**Requirements**.
Check each line of the material. Copy those containing "fanden".

Stored items from a collection:
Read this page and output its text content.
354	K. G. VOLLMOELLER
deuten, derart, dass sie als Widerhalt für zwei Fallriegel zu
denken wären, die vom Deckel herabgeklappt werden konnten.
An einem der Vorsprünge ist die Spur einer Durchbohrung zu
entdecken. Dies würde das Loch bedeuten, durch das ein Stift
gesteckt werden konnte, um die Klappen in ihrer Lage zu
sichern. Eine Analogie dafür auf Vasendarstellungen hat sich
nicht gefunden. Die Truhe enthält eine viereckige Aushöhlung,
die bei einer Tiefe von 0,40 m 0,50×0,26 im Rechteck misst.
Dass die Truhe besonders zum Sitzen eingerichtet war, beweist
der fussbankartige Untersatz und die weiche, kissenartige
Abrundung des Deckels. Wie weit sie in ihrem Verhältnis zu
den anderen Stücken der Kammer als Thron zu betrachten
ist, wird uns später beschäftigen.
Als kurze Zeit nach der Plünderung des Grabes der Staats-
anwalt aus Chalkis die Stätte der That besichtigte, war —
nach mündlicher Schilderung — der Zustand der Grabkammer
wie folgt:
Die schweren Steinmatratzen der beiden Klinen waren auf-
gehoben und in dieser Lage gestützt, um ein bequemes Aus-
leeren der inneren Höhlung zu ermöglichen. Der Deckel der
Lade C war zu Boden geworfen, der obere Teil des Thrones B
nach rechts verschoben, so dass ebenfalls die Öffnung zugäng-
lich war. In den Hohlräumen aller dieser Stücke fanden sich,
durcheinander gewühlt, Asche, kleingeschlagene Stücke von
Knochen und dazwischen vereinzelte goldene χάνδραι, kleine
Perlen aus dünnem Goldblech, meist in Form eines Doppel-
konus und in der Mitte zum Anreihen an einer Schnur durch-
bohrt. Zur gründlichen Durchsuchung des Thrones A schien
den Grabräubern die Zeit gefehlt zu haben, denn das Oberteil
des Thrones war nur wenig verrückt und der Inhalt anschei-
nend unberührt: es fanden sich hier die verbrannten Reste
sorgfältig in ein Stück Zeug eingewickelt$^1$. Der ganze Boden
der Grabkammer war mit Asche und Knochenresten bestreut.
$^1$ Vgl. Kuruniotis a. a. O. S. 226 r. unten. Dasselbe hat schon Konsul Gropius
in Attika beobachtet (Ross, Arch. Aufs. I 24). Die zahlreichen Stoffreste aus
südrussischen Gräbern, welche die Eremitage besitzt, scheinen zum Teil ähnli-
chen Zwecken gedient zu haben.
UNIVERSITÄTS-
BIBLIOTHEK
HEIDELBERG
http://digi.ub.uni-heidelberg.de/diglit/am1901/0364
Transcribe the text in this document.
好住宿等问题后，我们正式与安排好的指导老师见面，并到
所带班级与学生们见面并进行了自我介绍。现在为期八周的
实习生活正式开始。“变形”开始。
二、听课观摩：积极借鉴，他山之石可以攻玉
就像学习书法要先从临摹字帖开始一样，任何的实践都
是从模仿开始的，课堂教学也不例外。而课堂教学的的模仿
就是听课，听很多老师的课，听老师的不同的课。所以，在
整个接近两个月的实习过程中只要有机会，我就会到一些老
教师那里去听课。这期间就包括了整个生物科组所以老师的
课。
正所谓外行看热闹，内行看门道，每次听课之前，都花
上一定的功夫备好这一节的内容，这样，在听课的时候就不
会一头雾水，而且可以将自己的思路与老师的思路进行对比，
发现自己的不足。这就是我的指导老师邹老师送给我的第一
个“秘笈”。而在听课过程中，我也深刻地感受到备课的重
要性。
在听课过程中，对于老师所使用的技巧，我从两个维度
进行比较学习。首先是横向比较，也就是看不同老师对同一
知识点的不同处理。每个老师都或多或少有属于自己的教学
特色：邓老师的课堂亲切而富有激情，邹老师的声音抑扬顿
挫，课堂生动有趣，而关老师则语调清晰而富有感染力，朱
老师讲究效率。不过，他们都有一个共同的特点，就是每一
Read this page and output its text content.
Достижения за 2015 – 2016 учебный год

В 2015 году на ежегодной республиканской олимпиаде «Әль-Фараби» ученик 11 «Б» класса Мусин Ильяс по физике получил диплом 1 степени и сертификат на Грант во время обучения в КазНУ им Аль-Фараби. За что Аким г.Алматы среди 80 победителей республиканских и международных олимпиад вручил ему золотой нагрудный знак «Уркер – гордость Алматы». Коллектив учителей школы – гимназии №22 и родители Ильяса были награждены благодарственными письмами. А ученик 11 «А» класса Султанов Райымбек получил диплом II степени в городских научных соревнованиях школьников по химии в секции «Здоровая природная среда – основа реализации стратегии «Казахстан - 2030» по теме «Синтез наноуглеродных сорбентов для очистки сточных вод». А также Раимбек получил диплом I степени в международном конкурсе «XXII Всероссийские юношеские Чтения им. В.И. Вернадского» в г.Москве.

**Exercise response**.
lich war. In den Hohlräumen aller dieser Stücke fanden sich,
nend unberührt: es fanden sich hier die verbrannten Reste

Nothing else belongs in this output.